● Aim
Repeat each record exactly. Any picture gets left out.

● Entries
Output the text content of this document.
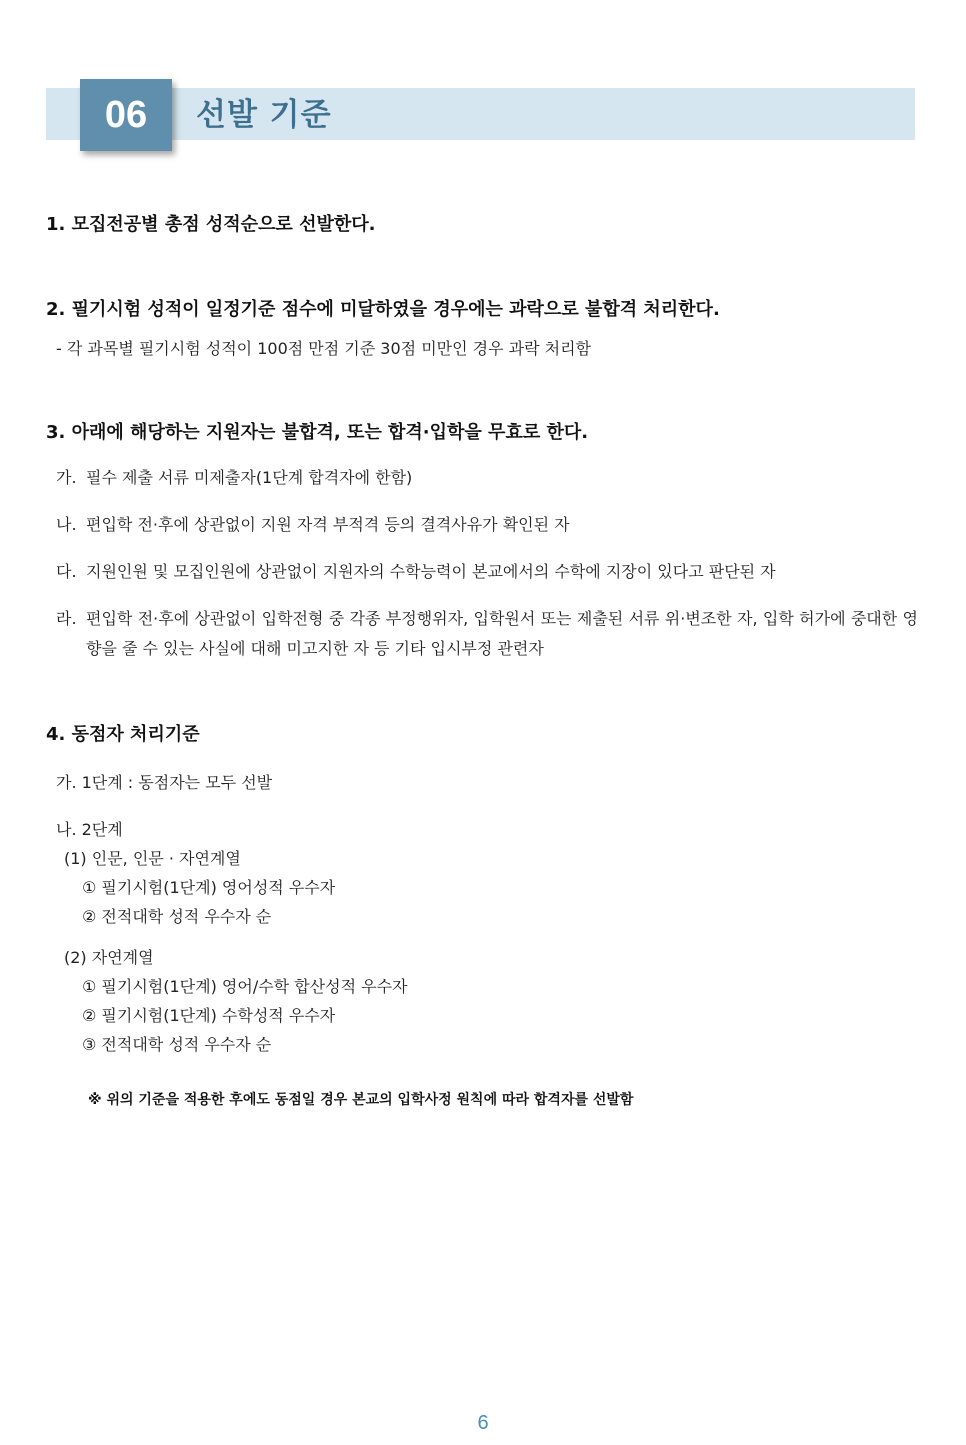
06	선발 기준
1. 모집전공별 총점 성적순으로 선발한다.
2. 필기시험 성적이 일정기준 점수에 미달하였을 경우에는 과락으로 불합격 처리한다.
- 각 과목별 필기시험 성적이 100점 만점 기준 30점 미만인 경우 과락 처리함
3. 아래에 해당하는 지원자는 불합격, 또는 합격·입학을 무효로 한다.
가. 필수 제출 서류 미제출자(1단계 합격자에 한함)
나. 편입학 전·후에 상관없이 지원 자격 부적격 등의 결격사유가 확인된 자
다. 지원인원 및 모집인원에 상관없이 지원자의 수학능력이 본교에서의 수학에 지장이 있다고 판단된 자
라. 편입학 전·후에 상관없이 입학전형 중 각종 부정행위자, 입학원서 또는 제출된 서류 위·변조한 자, 입학 허가에 중대한 영향을 줄 수 있는 사실에 대해 미고지한 자 등 기타 입시부정 관련자
4. 동점자 처리기준
가. 1단계 : 동점자는 모두 선발
나. 2단계
(1) 인문, 인문 · 자연계열
① 필기시험(1단계) 영어성적 우수자
② 전적대학 성적 우수자 순
(2) 자연계열
① 필기시험(1단계) 영어/수학 합산성적 우수자
② 필기시험(1단계) 수학성적 우수자
③ 전적대학 성적 우수자 순
※ 위의 기준을 적용한 후에도 동점일 경우 본교의 입학사정 원칙에 따라 합격자를 선발함
6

● Solution to the exercise
Output the text content of this document.
06	선발 기준
1. 모집전공별 총점 성적순으로 선발한다.
2. 필기시험 성적이 일정기준 점수에 미달하였을 경우에는 과락으로 불합격 처리한다.
- 각 과목별 필기시험 성적이 100점 만점 기준 30점 미만인 경우 과락 처리함
3. 아래에 해당하는 지원자는 불합격, 또는 합격·입학을 무효로 한다.
가. 필수 제출 서류 미제출자(1단계 합격자에 한함)
나. 편입학 전·후에 상관없이 지원 자격 부적격 등의 결격사유가 확인된 자
다. 지원인원 및 모집인원에 상관없이 지원자의 수학능력이 본교에서의 수학에 지장이 있다고 판단된 자
라. 편입학 전·후에 상관없이 입학전형 중 각종 부정행위자, 입학원서 또는 제출된 서류 위·변조한 자, 입학 허가에 중대한 영향을 줄 수 있는 사실에 대해 미고지한 자 등 기타 입시부정 관련자
4. 동점자 처리기준
가. 1단계 : 동점자는 모두 선발
나. 2단계
(1) 인문, 인문 · 자연계열
① 필기시험(1단계) 영어성적 우수자
② 전적대학 성적 우수자 순
(2) 자연계열
① 필기시험(1단계) 영어/수학 합산성적 우수자
② 필기시험(1단계) 수학성적 우수자
③ 전적대학 성적 우수자 순
※ 위의 기준을 적용한 후에도 동점일 경우 본교의 입학사정 원칙에 따라 합격자를 선발함
6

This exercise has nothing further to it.